* _What to do_: Pick out the lines below that contain the string "sjtu" and copy them all.

%%

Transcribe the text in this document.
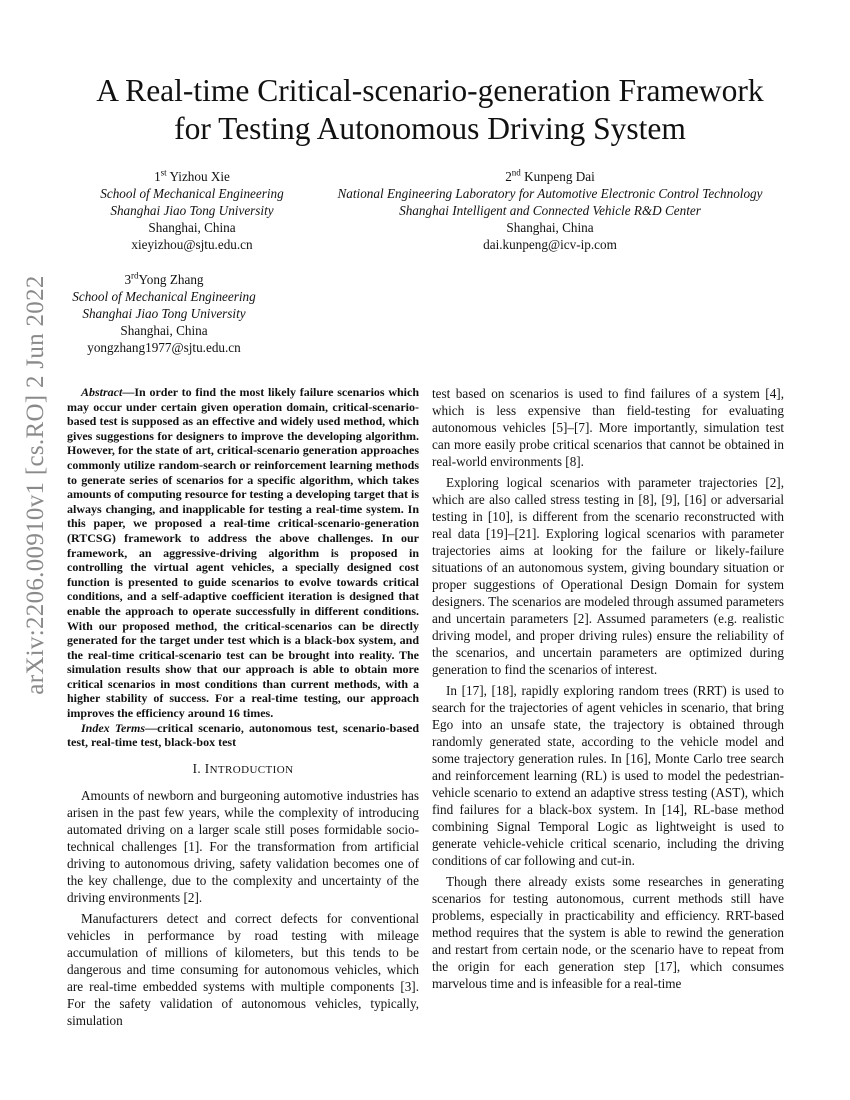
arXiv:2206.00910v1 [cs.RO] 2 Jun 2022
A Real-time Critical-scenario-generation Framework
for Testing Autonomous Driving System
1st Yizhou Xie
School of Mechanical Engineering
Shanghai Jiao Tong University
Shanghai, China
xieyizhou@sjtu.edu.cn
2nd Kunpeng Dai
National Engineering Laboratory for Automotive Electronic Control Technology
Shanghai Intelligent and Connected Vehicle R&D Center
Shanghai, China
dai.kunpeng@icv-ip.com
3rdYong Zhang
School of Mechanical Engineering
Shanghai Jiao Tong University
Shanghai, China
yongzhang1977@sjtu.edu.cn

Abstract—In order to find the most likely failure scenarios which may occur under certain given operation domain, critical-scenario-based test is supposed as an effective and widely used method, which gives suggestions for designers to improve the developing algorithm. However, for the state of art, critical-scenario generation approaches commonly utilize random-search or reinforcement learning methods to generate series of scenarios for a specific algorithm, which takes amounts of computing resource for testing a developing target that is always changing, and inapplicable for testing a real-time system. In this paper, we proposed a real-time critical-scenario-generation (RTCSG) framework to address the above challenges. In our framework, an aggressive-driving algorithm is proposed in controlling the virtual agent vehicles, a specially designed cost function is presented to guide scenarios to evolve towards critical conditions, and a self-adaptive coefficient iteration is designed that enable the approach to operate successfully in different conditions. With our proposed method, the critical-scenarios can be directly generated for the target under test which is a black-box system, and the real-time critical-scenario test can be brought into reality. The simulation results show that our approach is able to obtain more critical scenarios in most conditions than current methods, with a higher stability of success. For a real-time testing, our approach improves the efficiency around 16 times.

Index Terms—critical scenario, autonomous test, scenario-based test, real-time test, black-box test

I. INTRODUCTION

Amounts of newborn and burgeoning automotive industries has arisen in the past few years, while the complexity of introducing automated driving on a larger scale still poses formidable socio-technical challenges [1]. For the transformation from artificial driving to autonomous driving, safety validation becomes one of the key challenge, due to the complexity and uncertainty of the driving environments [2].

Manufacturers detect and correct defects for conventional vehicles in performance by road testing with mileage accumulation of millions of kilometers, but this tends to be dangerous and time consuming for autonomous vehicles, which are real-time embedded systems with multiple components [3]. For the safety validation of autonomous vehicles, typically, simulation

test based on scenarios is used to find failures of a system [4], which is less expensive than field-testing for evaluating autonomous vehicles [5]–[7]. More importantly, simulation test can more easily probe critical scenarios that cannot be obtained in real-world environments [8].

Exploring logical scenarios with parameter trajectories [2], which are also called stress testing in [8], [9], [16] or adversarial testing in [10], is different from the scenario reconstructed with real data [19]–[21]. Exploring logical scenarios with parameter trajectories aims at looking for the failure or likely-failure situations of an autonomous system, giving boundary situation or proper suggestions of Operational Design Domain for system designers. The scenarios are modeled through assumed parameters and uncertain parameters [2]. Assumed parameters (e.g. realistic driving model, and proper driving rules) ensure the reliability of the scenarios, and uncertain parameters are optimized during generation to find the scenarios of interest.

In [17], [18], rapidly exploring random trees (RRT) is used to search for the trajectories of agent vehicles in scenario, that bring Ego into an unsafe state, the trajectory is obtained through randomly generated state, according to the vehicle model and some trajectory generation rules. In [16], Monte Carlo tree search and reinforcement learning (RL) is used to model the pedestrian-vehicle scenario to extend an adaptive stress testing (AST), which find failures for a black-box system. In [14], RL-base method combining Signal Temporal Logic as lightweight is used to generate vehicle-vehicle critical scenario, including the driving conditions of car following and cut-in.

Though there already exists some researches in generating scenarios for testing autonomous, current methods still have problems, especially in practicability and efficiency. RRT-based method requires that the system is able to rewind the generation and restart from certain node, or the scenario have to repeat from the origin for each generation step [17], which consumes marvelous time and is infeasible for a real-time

%%

* _Written answer_:
xieyizhou@sjtu.edu.cn
yongzhang1977@sjtu.edu.cn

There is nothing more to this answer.